### EXERCISE BRIEF
Scan the lines below; pull out those with "neurogenic".

Entries from a visual dataset
···

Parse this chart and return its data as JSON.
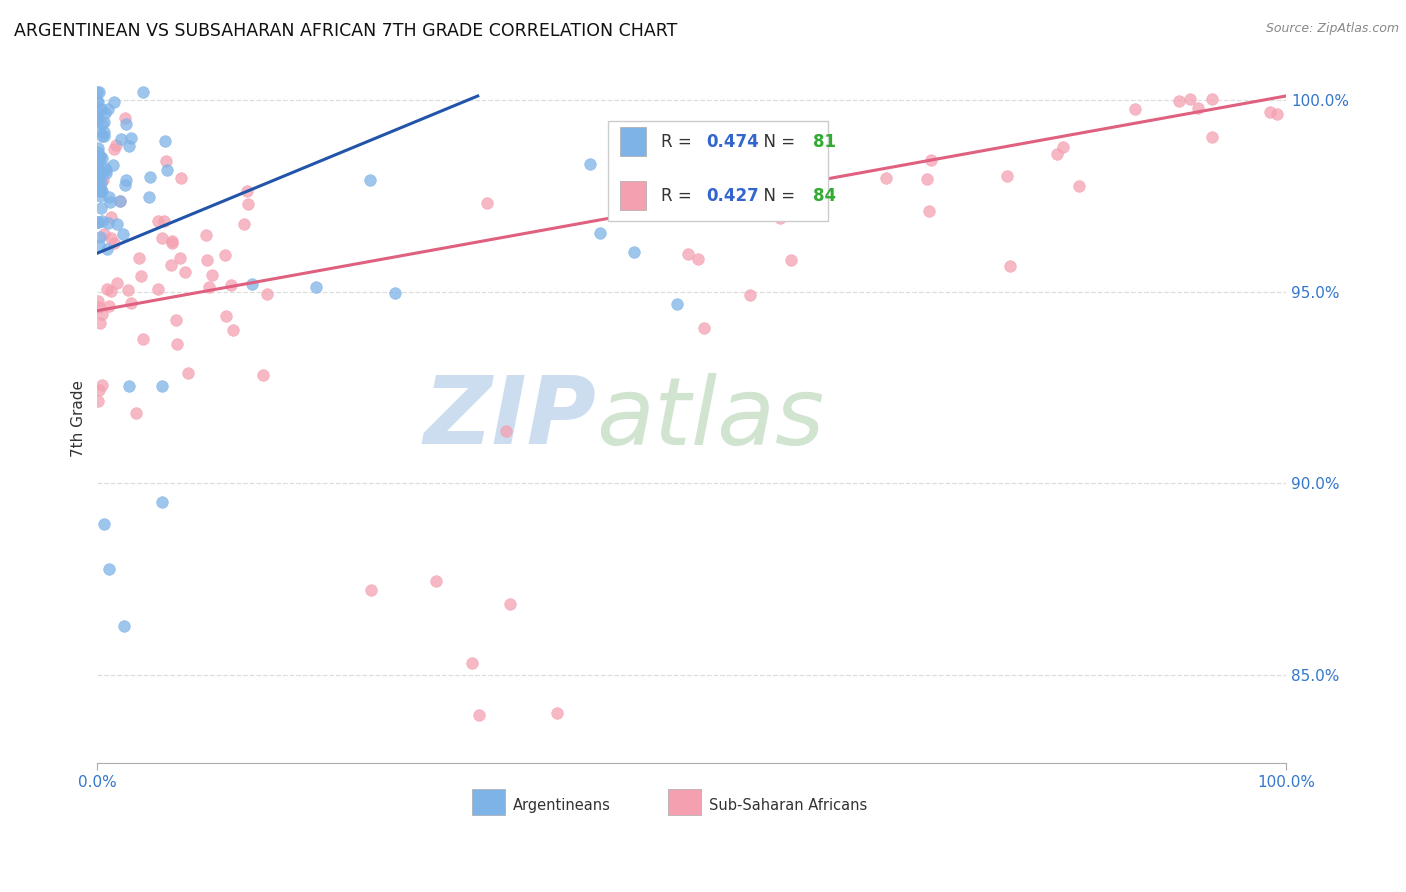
{
  "title": "ARGENTINEAN VS SUBSAHARAN AFRICAN 7TH GRADE CORRELATION CHART",
  "source": "Source: ZipAtlas.com",
  "ylabel": "7th Grade",
  "blue_R": 0.474,
  "blue_N": 81,
  "pink_R": 0.427,
  "pink_N": 84,
  "blue_color": "#7EB3E8",
  "pink_color": "#F4A0B0",
  "blue_edge_color": "#7EB3E8",
  "pink_edge_color": "#F4A0B0",
  "blue_line_color": "#2255AA",
  "pink_line_color": "#E06080",
  "legend_R_color": "#3366CC",
  "legend_N_color": "#33AA33",
  "marker_size": 70,
  "xmin": 0.0,
  "xmax": 1.0,
  "ymin": 0.827,
  "ymax": 1.007,
  "ytick_positions": [
    0.85,
    0.9,
    0.95,
    1.0
  ],
  "ytick_labels": [
    "85.0%",
    "90.0%",
    "95.0%",
    "100.0%"
  ],
  "background_color": "#FFFFFF",
  "grid_color": "#DDDDDD",
  "watermark_zip_color": "#C8D8F0",
  "watermark_atlas_color": "#D0E8D0"
}
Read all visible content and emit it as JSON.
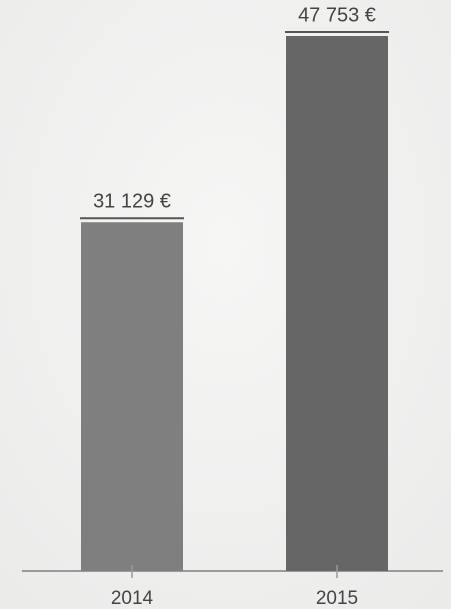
{
  "chart_data": {
    "type": "bar",
    "categories": [
      "2014",
      "2015"
    ],
    "values": [
      31129,
      47753
    ],
    "value_labels": [
      "31 129 €",
      "47 753 €"
    ],
    "colors": [
      "#7f7f7f",
      "#666666"
    ]
  }
}
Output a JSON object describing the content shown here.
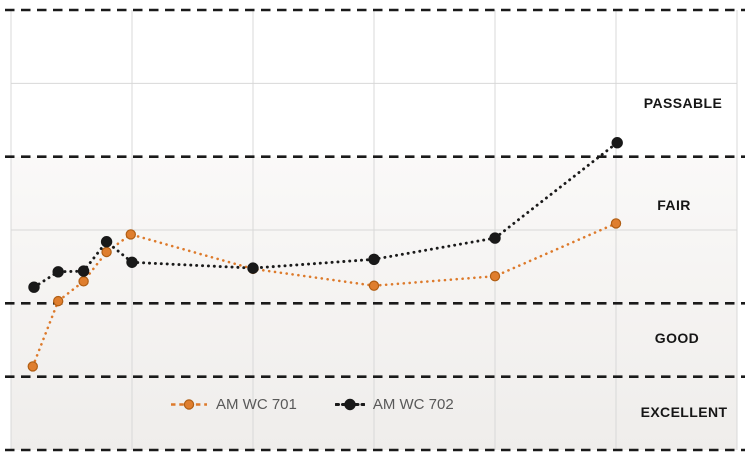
{
  "band_labels": {
    "passable": "PASSABLE",
    "fair": "FAIR",
    "good": "GOOD",
    "excellent": "EXCELLENT"
  },
  "legend": {
    "items": [
      {
        "label": "AM WC 701",
        "color": "#DD7A2B",
        "marker_fill": "#DF7E2E",
        "marker_stroke": "#B05E14"
      },
      {
        "label": "AM WC 702",
        "color": "#1A1A1A",
        "marker_fill": "#191919",
        "marker_stroke": "#191919"
      }
    ]
  },
  "colors": {
    "gridline": "#D8D8D8",
    "dashed_line": "#1A1A1A",
    "band_fill_top": "#FAF9F8",
    "band_fill_bottom": "#EFEDEB",
    "background": "#FFFFFF",
    "label_text": "#161616",
    "legend_text": "#595959"
  },
  "chart_data": {
    "type": "line",
    "title": "",
    "xlabel": "",
    "ylabel": "",
    "x_tick_labels_visible": false,
    "y_tick_labels_visible": false,
    "legend_position": "bottom",
    "grid": {
      "columns": 6,
      "rows": 6,
      "dashed_rows": [
        0,
        2,
        4,
        5,
        6
      ],
      "solid_rows": [
        1,
        3
      ]
    },
    "y_axis_bands_top_to_bottom": [
      {
        "label": "PASSABLE",
        "from_row": 0,
        "to_row": 2
      },
      {
        "label": "FAIR",
        "from_row": 2,
        "to_row": 4
      },
      {
        "label": "GOOD",
        "from_row": 4,
        "to_row": 5
      },
      {
        "label": "EXCELLENT",
        "from_row": 5,
        "to_row": 6
      }
    ],
    "shaded_region_rows": [
      2,
      6
    ],
    "units_note": "x in gridline-column units (0-6), y in grid-row units from top (0-6); no numeric axis labels are shown in the chart",
    "series": [
      {
        "name": "AM WC 701",
        "color": "#DD7A2B",
        "line_style": "dotted",
        "marker": "circle",
        "points": [
          [
            0.18,
            4.86
          ],
          [
            0.39,
            3.97
          ],
          [
            0.6,
            3.7
          ],
          [
            0.79,
            3.3
          ],
          [
            0.99,
            3.06
          ],
          [
            2.0,
            3.53
          ],
          [
            3.0,
            3.76
          ],
          [
            4.0,
            3.63
          ],
          [
            5.0,
            2.91
          ]
        ]
      },
      {
        "name": "AM WC 702",
        "color": "#1A1A1A",
        "line_style": "dotted",
        "marker": "circle",
        "points": [
          [
            0.19,
            3.78
          ],
          [
            0.39,
            3.57
          ],
          [
            0.6,
            3.56
          ],
          [
            0.79,
            3.16
          ],
          [
            1.0,
            3.44
          ],
          [
            2.0,
            3.52
          ],
          [
            3.0,
            3.4
          ],
          [
            4.0,
            3.11
          ],
          [
            5.01,
            1.81
          ]
        ]
      }
    ]
  }
}
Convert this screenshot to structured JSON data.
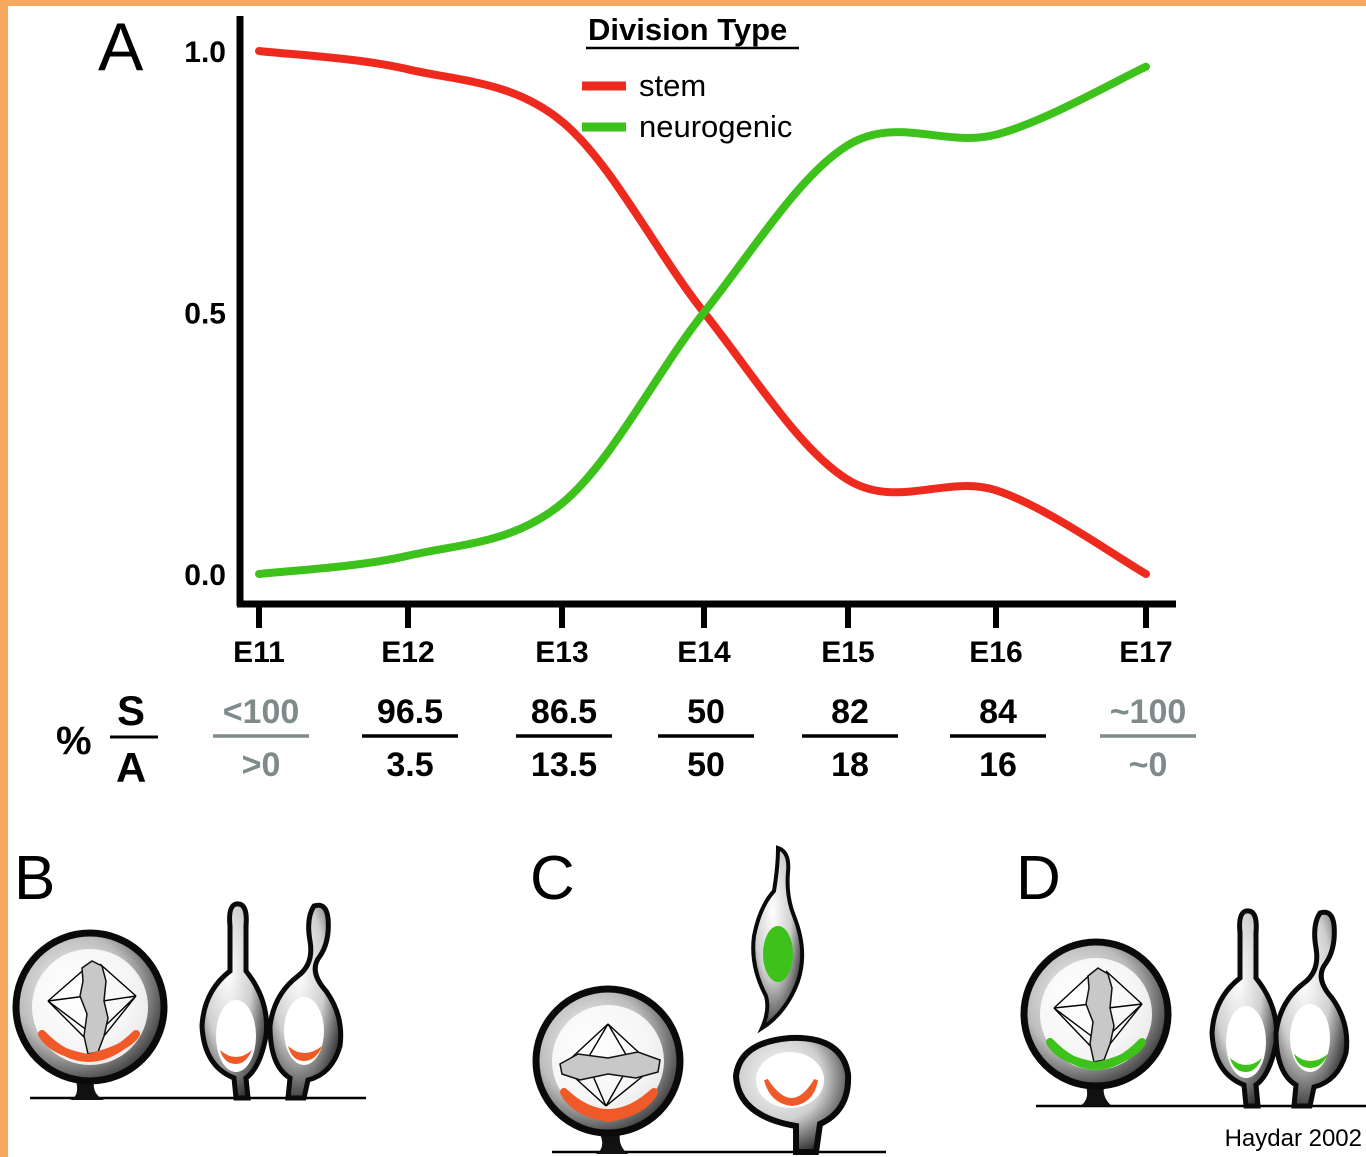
{
  "panels": {
    "a": "A",
    "b": "B",
    "c": "C",
    "d": "D"
  },
  "chart_data": {
    "type": "line",
    "x": [
      "E11",
      "E12",
      "E13",
      "E14",
      "E15",
      "E16",
      "E17"
    ],
    "series": [
      {
        "name": "stem",
        "color": "#ee2a1f",
        "values": [
          1.0,
          0.965,
          0.865,
          0.5,
          0.18,
          0.16,
          0.0
        ]
      },
      {
        "name": "neurogenic",
        "color": "#3dc21b",
        "values": [
          0.0,
          0.035,
          0.135,
          0.5,
          0.82,
          0.84,
          0.97
        ]
      }
    ],
    "yticks": [
      "1.0",
      "0.5",
      "0.0"
    ],
    "ylim": [
      0,
      1
    ],
    "legend": {
      "title": "Division Type",
      "position": "top-center"
    }
  },
  "ratio": {
    "prefix": "%",
    "numerator_label": "S",
    "denominator_label": "A",
    "pairs": [
      {
        "top": "<100",
        "bottom": ">0",
        "muted": true
      },
      {
        "top": "96.5",
        "bottom": "3.5",
        "muted": false
      },
      {
        "top": "86.5",
        "bottom": "13.5",
        "muted": false
      },
      {
        "top": "50",
        "bottom": "50",
        "muted": false
      },
      {
        "top": "82",
        "bottom": "18",
        "muted": false
      },
      {
        "top": "84",
        "bottom": "16",
        "muted": false
      },
      {
        "top": "~100",
        "bottom": "~0",
        "muted": true
      }
    ]
  },
  "credit": "Haydar 2002",
  "colors": {
    "stem": "#ee2a1f",
    "neurogenic": "#3dc21b",
    "orange_crescent": "#f05a28",
    "gray_text": "#7f8a8a"
  }
}
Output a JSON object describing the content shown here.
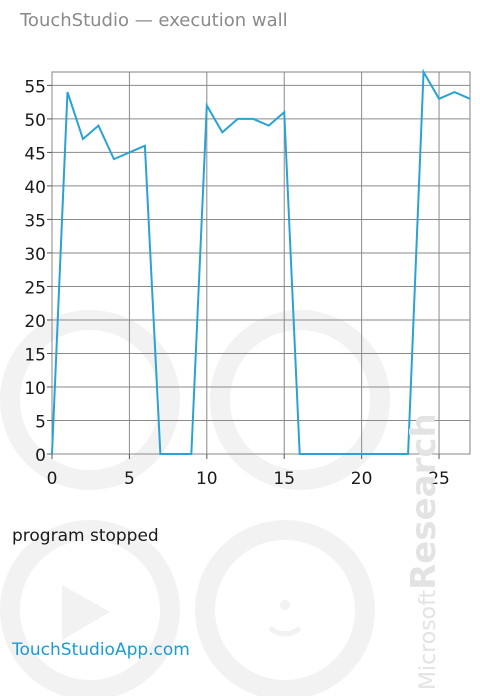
{
  "header": {
    "title": "TouchStudio — execution wall"
  },
  "chart_data": {
    "type": "line",
    "x": [
      0,
      1,
      2,
      3,
      4,
      5,
      6,
      7,
      8,
      9,
      10,
      11,
      12,
      13,
      14,
      15,
      16,
      17,
      18,
      19,
      20,
      21,
      22,
      23,
      24,
      25,
      26,
      27
    ],
    "series": [
      {
        "values": [
          0,
          54,
          47,
          49,
          44,
          45,
          46,
          0,
          0,
          0,
          52,
          48,
          50,
          50,
          49,
          51,
          0,
          0,
          0,
          0,
          0,
          0,
          0,
          0,
          57,
          53,
          54,
          53
        ]
      }
    ],
    "x_ticks": [
      0,
      5,
      10,
      15,
      20,
      25
    ],
    "y_ticks": [
      0,
      5,
      10,
      15,
      20,
      25,
      30,
      35,
      40,
      45,
      50,
      55
    ],
    "xlim": [
      0,
      27
    ],
    "ylim": [
      0,
      57
    ],
    "grid": true,
    "line_color": "#2aa2d6"
  },
  "status": {
    "text": "program stopped"
  },
  "footer": {
    "link": "TouchStudioApp.com"
  },
  "branding": {
    "vendor": "Microsoft",
    "division": "Research"
  }
}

···

### WRITTEN REPLY
        "name": "neurogenic",
    "neurogenic": "#3dc21b",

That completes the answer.